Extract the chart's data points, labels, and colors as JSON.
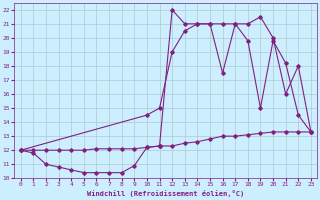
{
  "xlabel": "Windchill (Refroidissement éolien,°C)",
  "bg_color": "#cceeff",
  "grid_color": "#aacccc",
  "line_color": "#802080",
  "xlim": [
    -0.5,
    23.5
  ],
  "ylim": [
    10,
    22.5
  ],
  "xticks": [
    0,
    1,
    2,
    3,
    4,
    5,
    6,
    7,
    8,
    9,
    10,
    11,
    12,
    13,
    14,
    15,
    16,
    17,
    18,
    19,
    20,
    21,
    22,
    23
  ],
  "yticks": [
    10,
    11,
    12,
    13,
    14,
    15,
    16,
    17,
    18,
    19,
    20,
    21,
    22
  ],
  "line1": [
    [
      0,
      12.0
    ],
    [
      1,
      11.8
    ],
    [
      2,
      11.0
    ],
    [
      3,
      10.8
    ],
    [
      4,
      10.6
    ],
    [
      5,
      10.4
    ],
    [
      6,
      10.4
    ],
    [
      7,
      10.4
    ],
    [
      8,
      10.4
    ],
    [
      9,
      10.9
    ],
    [
      10,
      12.2
    ],
    [
      11,
      12.3
    ]
  ],
  "line2": [
    [
      0,
      12.0
    ],
    [
      1,
      12.0
    ],
    [
      2,
      12.0
    ],
    [
      3,
      12.0
    ],
    [
      4,
      12.0
    ],
    [
      5,
      12.0
    ],
    [
      6,
      12.1
    ],
    [
      7,
      12.1
    ],
    [
      8,
      12.1
    ],
    [
      9,
      12.1
    ],
    [
      10,
      12.2
    ],
    [
      11,
      12.3
    ],
    [
      12,
      12.3
    ],
    [
      13,
      12.5
    ],
    [
      14,
      12.6
    ],
    [
      15,
      12.8
    ],
    [
      16,
      13.0
    ],
    [
      17,
      13.0
    ],
    [
      18,
      13.1
    ],
    [
      19,
      13.2
    ],
    [
      20,
      13.3
    ],
    [
      21,
      13.3
    ],
    [
      22,
      13.3
    ],
    [
      23,
      13.3
    ]
  ],
  "line3": [
    [
      11,
      12.3
    ],
    [
      12,
      22.0
    ],
    [
      13,
      21.0
    ],
    [
      14,
      21.0
    ],
    [
      15,
      21.0
    ],
    [
      16,
      21.0
    ],
    [
      17,
      21.0
    ],
    [
      18,
      19.8
    ],
    [
      19,
      15.0
    ],
    [
      20,
      19.8
    ],
    [
      21,
      18.2
    ],
    [
      22,
      14.5
    ],
    [
      23,
      13.3
    ]
  ],
  "line4": [
    [
      0,
      12.0
    ],
    [
      10,
      14.5
    ],
    [
      11,
      15.0
    ],
    [
      12,
      19.0
    ],
    [
      13,
      20.5
    ],
    [
      14,
      21.0
    ],
    [
      15,
      21.0
    ],
    [
      16,
      17.5
    ],
    [
      17,
      21.0
    ],
    [
      18,
      21.0
    ],
    [
      19,
      21.5
    ],
    [
      20,
      20.0
    ],
    [
      21,
      16.0
    ],
    [
      22,
      18.0
    ],
    [
      23,
      13.3
    ]
  ]
}
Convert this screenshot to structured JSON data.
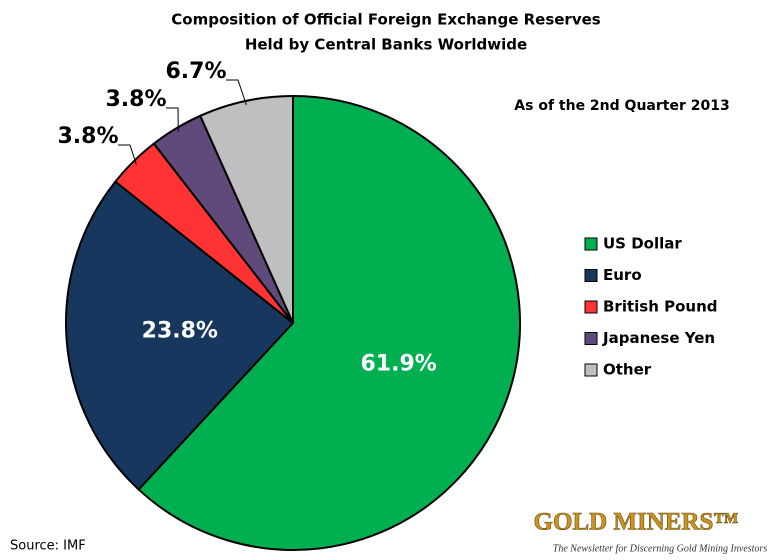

··········

Exercise directions ::
Copy down every line of the entries containing the word "data".

Problem solution ::
Extract the chart's data points, labels, and colors as JSON.
Convert this screenshot to structured JSON data.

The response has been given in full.